- _PROBLEM DETAILS_
Select all lines holding the word "Moyenne" from the entries that follow.

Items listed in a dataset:
● ● ● ● ● ● ●

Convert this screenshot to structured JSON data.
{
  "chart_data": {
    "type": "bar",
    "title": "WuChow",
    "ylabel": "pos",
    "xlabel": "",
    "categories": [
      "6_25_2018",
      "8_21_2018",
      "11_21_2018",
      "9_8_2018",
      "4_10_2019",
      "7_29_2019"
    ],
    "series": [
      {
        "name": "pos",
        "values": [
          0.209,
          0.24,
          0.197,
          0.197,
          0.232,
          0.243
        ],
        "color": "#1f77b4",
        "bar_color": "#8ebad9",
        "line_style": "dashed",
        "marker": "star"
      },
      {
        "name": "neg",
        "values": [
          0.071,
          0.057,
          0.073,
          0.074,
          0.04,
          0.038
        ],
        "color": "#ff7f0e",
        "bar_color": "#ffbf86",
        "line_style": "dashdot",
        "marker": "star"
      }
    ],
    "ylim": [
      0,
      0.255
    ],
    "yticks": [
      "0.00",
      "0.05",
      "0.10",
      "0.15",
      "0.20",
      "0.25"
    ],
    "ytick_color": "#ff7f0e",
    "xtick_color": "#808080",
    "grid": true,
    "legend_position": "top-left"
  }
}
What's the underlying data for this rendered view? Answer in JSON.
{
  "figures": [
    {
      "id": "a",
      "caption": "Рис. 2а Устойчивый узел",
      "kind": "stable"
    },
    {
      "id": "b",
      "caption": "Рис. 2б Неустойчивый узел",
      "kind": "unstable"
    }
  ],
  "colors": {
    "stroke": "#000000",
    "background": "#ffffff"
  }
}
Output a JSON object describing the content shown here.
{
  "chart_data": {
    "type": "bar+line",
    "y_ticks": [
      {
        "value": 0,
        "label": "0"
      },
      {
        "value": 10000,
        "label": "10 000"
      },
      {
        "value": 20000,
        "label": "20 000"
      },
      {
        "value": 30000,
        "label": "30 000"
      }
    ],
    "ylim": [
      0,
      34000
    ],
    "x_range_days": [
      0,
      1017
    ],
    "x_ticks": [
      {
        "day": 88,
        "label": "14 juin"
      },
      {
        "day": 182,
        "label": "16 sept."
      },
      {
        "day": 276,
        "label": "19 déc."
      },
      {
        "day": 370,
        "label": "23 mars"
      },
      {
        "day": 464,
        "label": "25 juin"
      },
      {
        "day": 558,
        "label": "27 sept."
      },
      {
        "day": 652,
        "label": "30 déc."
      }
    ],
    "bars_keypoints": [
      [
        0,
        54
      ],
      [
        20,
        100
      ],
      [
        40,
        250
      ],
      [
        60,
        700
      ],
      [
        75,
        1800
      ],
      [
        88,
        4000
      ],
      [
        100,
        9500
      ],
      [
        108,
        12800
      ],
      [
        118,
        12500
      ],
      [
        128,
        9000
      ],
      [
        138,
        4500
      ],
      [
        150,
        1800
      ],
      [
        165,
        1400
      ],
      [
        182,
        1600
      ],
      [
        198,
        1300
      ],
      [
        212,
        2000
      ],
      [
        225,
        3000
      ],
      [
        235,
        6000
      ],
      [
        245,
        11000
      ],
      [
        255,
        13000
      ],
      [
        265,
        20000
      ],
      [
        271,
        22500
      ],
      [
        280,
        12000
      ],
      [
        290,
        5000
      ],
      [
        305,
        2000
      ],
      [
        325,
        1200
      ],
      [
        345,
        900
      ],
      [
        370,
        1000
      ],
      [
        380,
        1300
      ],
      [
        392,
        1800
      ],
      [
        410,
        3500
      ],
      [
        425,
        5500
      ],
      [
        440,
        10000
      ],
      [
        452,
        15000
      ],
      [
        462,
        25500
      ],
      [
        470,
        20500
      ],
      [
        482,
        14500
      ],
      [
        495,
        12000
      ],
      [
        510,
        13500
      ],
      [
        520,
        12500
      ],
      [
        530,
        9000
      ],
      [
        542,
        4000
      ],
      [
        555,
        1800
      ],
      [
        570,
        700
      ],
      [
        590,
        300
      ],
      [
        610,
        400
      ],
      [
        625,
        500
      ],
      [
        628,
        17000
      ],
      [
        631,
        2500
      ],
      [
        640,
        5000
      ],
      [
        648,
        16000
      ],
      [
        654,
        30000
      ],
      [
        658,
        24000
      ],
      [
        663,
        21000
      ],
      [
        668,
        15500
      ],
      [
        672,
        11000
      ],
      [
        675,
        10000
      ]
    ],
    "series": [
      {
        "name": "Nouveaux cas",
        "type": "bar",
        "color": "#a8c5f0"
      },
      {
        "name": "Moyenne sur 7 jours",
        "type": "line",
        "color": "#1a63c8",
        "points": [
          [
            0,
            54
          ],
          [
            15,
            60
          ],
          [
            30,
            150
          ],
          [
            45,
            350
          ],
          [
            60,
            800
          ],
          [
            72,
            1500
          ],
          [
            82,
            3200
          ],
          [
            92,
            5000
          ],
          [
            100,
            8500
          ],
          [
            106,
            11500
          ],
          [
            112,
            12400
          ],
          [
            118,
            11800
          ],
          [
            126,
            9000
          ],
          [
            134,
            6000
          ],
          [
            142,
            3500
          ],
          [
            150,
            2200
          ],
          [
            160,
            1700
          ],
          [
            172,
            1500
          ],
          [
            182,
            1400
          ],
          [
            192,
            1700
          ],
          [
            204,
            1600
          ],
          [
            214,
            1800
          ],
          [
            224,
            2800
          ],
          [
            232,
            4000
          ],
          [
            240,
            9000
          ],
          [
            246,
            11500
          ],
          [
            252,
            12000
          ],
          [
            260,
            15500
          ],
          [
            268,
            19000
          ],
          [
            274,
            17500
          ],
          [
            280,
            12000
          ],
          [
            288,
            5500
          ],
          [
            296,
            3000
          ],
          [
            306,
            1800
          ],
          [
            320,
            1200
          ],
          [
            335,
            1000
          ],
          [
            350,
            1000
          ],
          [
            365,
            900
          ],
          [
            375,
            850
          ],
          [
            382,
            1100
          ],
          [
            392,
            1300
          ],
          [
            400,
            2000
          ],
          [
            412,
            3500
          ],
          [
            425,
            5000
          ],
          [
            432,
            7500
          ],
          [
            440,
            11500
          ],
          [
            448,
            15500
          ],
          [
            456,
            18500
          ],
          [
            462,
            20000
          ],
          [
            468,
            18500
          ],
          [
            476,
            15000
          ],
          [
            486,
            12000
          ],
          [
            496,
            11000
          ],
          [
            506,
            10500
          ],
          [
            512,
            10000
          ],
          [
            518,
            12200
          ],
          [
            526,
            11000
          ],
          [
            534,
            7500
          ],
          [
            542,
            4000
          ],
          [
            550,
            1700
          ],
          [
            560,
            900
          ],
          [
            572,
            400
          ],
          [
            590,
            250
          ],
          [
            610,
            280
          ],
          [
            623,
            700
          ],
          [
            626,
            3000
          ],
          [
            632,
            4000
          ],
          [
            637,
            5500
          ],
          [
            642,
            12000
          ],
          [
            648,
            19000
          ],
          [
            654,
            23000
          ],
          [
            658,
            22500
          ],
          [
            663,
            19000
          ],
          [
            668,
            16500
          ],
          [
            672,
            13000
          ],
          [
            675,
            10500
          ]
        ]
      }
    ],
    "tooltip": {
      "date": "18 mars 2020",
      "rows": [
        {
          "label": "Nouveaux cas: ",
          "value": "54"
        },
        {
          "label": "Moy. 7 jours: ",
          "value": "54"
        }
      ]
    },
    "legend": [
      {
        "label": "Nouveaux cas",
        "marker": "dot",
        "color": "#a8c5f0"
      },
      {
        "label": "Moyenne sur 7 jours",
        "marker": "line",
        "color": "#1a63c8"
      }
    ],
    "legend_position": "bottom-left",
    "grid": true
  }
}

● ● ● ● ● ● ●

- _REPLY TO THE EXERCISE_
        "name": "Moyenne sur 7 jours",
        "label": "Moyenne sur 7 jours",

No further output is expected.